Goal.
Print, exactly and completely, every entry in the data.

Dataset records.

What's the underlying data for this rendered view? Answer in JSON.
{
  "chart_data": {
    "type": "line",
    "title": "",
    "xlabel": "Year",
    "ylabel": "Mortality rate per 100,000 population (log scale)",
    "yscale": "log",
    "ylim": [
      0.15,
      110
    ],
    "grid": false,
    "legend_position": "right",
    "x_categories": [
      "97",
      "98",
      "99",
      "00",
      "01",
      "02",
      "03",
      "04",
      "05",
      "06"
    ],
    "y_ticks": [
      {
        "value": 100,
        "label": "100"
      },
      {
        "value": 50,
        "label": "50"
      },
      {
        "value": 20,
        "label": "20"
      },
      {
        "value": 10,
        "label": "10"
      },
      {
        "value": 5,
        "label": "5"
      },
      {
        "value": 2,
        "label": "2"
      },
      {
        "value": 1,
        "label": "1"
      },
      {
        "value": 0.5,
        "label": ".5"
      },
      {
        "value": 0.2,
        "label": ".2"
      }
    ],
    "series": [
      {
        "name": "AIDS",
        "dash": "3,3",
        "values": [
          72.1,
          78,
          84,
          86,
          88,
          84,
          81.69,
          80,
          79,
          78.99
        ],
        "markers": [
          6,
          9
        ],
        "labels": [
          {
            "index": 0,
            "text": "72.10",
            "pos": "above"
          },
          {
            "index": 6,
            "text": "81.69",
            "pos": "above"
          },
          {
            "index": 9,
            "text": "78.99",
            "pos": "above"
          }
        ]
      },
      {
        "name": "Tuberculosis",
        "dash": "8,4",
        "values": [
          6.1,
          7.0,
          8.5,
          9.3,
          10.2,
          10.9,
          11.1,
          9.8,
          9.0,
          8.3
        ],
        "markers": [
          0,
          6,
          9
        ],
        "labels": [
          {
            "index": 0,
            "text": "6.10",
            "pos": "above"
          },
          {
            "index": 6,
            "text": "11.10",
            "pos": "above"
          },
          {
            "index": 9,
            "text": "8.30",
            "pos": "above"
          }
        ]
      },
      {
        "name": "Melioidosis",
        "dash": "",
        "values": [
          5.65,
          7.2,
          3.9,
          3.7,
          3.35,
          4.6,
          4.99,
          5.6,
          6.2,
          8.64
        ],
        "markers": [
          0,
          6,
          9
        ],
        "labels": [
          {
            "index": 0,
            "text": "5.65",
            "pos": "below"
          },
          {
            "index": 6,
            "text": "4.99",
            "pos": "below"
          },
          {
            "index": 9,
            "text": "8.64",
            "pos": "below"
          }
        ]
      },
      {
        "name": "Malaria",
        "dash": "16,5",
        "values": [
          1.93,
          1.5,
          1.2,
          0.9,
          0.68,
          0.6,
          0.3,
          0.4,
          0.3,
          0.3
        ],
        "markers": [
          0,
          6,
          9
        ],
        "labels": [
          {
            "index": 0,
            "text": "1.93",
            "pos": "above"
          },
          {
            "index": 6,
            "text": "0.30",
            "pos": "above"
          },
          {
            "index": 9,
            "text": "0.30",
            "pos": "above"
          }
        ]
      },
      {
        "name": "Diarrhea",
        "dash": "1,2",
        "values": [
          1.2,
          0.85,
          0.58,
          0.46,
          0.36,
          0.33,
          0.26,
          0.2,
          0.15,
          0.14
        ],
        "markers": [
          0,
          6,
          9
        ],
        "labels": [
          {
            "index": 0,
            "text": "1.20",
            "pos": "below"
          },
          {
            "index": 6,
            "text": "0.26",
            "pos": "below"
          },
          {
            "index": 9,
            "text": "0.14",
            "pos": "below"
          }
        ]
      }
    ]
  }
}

Answer for the task.
What's the underlying data for this rendered view? Answer in JSON.
{
  "chart_data": {
    "type": "line",
    "title": "",
    "xlabel": "Year",
    "ylabel": "Mortality rate per 100,000 population (log scale)",
    "yscale": "log",
    "ylim": [
      0.15,
      110
    ],
    "grid": false,
    "legend_position": "right",
    "x_categories": [
      "97",
      "98",
      "99",
      "00",
      "01",
      "02",
      "03",
      "04",
      "05",
      "06"
    ],
    "y_ticks": [
      {
        "value": 100,
        "label": "100"
      },
      {
        "value": 50,
        "label": "50"
      },
      {
        "value": 20,
        "label": "20"
      },
      {
        "value": 10,
        "label": "10"
      },
      {
        "value": 5,
        "label": "5"
      },
      {
        "value": 2,
        "label": "2"
      },
      {
        "value": 1,
        "label": "1"
      },
      {
        "value": 0.5,
        "label": ".5"
      },
      {
        "value": 0.2,
        "label": ".2"
      }
    ],
    "series": [
      {
        "name": "AIDS",
        "dash": "3,3",
        "values": [
          72.1,
          78,
          84,
          86,
          88,
          84,
          81.69,
          80,
          79,
          78.99
        ],
        "markers": [
          6,
          9
        ],
        "labels": [
          {
            "index": 0,
            "text": "72.10",
            "pos": "above"
          },
          {
            "index": 6,
            "text": "81.69",
            "pos": "above"
          },
          {
            "index": 9,
            "text": "78.99",
            "pos": "above"
          }
        ]
      },
      {
        "name": "Tuberculosis",
        "dash": "8,4",
        "values": [
          6.1,
          7.0,
          8.5,
          9.3,
          10.2,
          10.9,
          11.1,
          9.8,
          9.0,
          8.3
        ],
        "markers": [
          0,
          6,
          9
        ],
        "labels": [
          {
            "index": 0,
            "text": "6.10",
            "pos": "above"
          },
          {
            "index": 6,
            "text": "11.10",
            "pos": "above"
          },
          {
            "index": 9,
            "text": "8.30",
            "pos": "above"
          }
        ]
      },
      {
        "name": "Melioidosis",
        "dash": "",
        "values": [
          5.65,
          7.2,
          3.9,
          3.7,
          3.35,
          4.6,
          4.99,
          5.6,
          6.2,
          8.64
        ],
        "markers": [
          0,
          6,
          9
        ],
        "labels": [
          {
            "index": 0,
            "text": "5.65",
            "pos": "below"
          },
          {
            "index": 6,
            "text": "4.99",
            "pos": "below"
          },
          {
            "index": 9,
            "text": "8.64",
            "pos": "below"
          }
        ]
      },
      {
        "name": "Malaria",
        "dash": "16,5",
        "values": [
          1.93,
          1.5,
          1.2,
          0.9,
          0.68,
          0.6,
          0.3,
          0.4,
          0.3,
          0.3
        ],
        "markers": [
          0,
          6,
          9
        ],
        "labels": [
          {
            "index": 0,
            "text": "1.93",
            "pos": "above"
          },
          {
            "index": 6,
            "text": "0.30",
            "pos": "above"
          },
          {
            "index": 9,
            "text": "0.30",
            "pos": "above"
          }
        ]
      },
      {
        "name": "Diarrhea",
        "dash": "1,2",
        "values": [
          1.2,
          0.85,
          0.58,
          0.46,
          0.36,
          0.33,
          0.26,
          0.2,
          0.15,
          0.14
        ],
        "markers": [
          0,
          6,
          9
        ],
        "labels": [
          {
            "index": 0,
            "text": "1.20",
            "pos": "below"
          },
          {
            "index": 6,
            "text": "0.26",
            "pos": "below"
          },
          {
            "index": 9,
            "text": "0.14",
            "pos": "below"
          }
        ]
      }
    ]
  }
}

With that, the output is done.